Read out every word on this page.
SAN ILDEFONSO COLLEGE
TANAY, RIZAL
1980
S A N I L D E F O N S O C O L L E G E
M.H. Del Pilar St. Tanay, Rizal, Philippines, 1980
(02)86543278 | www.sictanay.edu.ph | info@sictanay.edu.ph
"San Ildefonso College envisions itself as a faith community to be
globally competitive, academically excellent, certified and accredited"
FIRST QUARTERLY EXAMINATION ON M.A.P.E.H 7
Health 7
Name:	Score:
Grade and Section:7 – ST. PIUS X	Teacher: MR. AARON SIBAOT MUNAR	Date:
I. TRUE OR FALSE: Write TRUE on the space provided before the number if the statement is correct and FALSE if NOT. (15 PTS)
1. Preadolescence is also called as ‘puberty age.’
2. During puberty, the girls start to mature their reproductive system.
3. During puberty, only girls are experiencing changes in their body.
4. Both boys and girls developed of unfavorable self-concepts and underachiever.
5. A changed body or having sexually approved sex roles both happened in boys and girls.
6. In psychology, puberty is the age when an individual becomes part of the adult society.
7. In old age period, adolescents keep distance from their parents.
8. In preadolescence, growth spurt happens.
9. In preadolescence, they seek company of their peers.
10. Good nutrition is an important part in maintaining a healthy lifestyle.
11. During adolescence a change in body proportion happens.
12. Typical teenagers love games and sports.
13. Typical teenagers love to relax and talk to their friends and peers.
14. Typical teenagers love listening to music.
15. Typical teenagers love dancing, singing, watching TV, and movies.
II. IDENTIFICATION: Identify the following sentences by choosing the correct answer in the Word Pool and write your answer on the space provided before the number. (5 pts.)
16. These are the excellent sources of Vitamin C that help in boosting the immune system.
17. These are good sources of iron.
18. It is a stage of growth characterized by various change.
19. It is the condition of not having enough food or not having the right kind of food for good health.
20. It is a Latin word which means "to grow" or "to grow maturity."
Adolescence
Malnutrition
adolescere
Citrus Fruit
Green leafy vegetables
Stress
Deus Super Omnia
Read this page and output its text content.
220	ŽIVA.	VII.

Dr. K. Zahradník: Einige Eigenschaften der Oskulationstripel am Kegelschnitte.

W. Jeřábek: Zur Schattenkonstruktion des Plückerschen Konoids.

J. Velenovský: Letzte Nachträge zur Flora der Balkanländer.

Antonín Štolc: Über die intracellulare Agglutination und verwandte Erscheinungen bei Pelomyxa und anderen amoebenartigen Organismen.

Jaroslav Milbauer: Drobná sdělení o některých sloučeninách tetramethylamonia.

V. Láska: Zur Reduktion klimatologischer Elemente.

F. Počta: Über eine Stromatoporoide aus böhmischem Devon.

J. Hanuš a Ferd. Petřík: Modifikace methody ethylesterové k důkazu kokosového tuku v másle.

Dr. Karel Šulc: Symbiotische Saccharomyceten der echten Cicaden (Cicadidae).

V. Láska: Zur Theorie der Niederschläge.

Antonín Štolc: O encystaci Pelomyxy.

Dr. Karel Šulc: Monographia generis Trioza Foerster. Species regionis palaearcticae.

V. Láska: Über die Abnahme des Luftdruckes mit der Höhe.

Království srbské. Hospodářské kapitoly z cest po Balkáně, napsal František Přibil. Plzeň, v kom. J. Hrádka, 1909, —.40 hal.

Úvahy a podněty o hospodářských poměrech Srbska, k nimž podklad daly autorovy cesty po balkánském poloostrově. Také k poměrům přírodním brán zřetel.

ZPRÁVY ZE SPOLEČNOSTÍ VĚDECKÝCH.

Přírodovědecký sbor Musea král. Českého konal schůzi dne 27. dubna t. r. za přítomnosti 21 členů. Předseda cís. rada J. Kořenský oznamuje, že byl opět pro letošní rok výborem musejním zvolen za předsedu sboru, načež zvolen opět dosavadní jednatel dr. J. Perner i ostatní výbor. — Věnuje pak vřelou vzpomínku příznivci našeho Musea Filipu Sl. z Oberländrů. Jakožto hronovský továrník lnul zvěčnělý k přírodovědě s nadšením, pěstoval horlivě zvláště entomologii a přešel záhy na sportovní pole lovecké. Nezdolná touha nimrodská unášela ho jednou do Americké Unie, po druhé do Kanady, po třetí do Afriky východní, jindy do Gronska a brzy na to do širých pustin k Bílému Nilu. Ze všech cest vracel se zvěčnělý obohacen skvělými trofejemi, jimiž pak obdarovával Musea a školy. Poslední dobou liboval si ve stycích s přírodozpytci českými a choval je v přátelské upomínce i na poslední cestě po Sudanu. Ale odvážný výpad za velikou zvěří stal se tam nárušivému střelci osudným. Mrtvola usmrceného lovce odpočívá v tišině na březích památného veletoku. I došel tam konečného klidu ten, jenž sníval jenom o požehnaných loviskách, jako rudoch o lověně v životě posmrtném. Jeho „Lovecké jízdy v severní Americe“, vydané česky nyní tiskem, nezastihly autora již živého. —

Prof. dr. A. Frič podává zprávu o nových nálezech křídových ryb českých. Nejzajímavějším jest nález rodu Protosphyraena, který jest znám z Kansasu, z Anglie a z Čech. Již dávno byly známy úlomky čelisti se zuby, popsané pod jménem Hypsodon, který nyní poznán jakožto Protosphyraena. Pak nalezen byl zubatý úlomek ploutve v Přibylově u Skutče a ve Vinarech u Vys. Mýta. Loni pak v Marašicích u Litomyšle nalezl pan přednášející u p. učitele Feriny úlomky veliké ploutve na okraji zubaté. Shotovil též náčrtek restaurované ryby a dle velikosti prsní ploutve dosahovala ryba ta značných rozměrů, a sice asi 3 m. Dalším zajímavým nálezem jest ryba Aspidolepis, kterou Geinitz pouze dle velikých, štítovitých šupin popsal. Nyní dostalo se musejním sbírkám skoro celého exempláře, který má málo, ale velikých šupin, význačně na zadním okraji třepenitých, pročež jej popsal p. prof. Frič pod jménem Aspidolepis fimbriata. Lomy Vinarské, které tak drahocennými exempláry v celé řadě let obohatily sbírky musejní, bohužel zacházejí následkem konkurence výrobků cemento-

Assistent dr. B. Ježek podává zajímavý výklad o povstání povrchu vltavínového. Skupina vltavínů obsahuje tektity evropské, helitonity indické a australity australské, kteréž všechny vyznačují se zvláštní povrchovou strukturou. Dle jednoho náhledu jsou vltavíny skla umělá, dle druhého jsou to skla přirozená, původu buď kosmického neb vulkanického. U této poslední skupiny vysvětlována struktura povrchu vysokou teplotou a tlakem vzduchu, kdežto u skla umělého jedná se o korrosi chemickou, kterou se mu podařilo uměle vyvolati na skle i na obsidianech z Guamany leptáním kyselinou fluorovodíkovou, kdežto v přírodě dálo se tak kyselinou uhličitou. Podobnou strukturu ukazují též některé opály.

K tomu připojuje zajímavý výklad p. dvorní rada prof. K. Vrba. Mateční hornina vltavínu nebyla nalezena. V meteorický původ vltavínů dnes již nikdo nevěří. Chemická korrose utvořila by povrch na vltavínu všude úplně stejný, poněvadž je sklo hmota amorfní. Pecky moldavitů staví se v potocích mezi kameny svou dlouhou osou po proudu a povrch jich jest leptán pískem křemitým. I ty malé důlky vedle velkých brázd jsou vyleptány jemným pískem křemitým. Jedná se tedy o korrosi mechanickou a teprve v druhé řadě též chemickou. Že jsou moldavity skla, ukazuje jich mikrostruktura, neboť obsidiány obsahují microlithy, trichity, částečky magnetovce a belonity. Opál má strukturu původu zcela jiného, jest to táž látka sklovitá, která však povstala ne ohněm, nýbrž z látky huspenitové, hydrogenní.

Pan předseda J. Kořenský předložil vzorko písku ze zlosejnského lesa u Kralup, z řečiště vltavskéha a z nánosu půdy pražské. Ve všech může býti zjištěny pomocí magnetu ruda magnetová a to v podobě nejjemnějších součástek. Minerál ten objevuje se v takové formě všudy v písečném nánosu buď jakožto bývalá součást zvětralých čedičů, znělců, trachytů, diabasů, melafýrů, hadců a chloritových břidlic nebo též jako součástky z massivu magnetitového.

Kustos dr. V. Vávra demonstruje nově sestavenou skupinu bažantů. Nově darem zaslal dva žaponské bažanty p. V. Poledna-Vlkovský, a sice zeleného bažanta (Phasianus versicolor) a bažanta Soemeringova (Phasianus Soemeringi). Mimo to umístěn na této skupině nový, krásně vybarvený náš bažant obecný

> **Problem to work on**:
Check every line of the data, and copy the ones that contain "number".

> **In response**:
I. TRUE OR FALSE: Write TRUE on the space provided before the number if the statement is correct and FALSE if NOT. (15 PTS)
II. IDENTIFICATION: Identify the following sentences by choosing the correct answer in the Word Pool and write your answer on the space provided before the number. (5 pts.)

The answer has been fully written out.